* **Goal**
Here are some records; return them all exactly.

* **Records supplied**

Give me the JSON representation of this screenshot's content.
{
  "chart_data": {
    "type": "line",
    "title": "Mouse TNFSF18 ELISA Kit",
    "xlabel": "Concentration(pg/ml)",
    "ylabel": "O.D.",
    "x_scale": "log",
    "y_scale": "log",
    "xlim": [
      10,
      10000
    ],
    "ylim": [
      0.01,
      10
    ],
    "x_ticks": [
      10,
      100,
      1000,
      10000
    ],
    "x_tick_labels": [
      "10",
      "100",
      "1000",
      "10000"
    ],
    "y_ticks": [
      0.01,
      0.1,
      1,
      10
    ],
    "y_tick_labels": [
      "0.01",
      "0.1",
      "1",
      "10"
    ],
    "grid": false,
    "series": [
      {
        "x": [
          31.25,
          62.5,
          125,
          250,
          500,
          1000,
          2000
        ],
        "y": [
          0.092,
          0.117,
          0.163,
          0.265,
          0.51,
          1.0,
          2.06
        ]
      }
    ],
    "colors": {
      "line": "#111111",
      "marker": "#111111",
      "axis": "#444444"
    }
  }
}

* **Written response**
Give me the JSON representation of this screenshot's content.
{
  "chart_data": {
    "type": "line",
    "title": "Mouse TNFSF18 ELISA Kit",
    "xlabel": "Concentration(pg/ml)",
    "ylabel": "O.D.",
    "x_scale": "log",
    "y_scale": "log",
    "xlim": [
      10,
      10000
    ],
    "ylim": [
      0.01,
      10
    ],
    "x_ticks": [
      10,
      100,
      1000,
      10000
    ],
    "x_tick_labels": [
      "10",
      "100",
      "1000",
      "10000"
    ],
    "y_ticks": [
      0.01,
      0.1,
      1,
      10
    ],
    "y_tick_labels": [
      "0.01",
      "0.1",
      "1",
      "10"
    ],
    "grid": false,
    "series": [
      {
        "x": [
          31.25,
          62.5,
          125,
          250,
          500,
          1000,
          2000
        ],
        "y": [
          0.092,
          0.117,
          0.163,
          0.265,
          0.51,
          1.0,
          2.06
        ]
      }
    ],
    "colors": {
      "line": "#111111",
      "marker": "#111111",
      "axis": "#444444"
    }
  }
}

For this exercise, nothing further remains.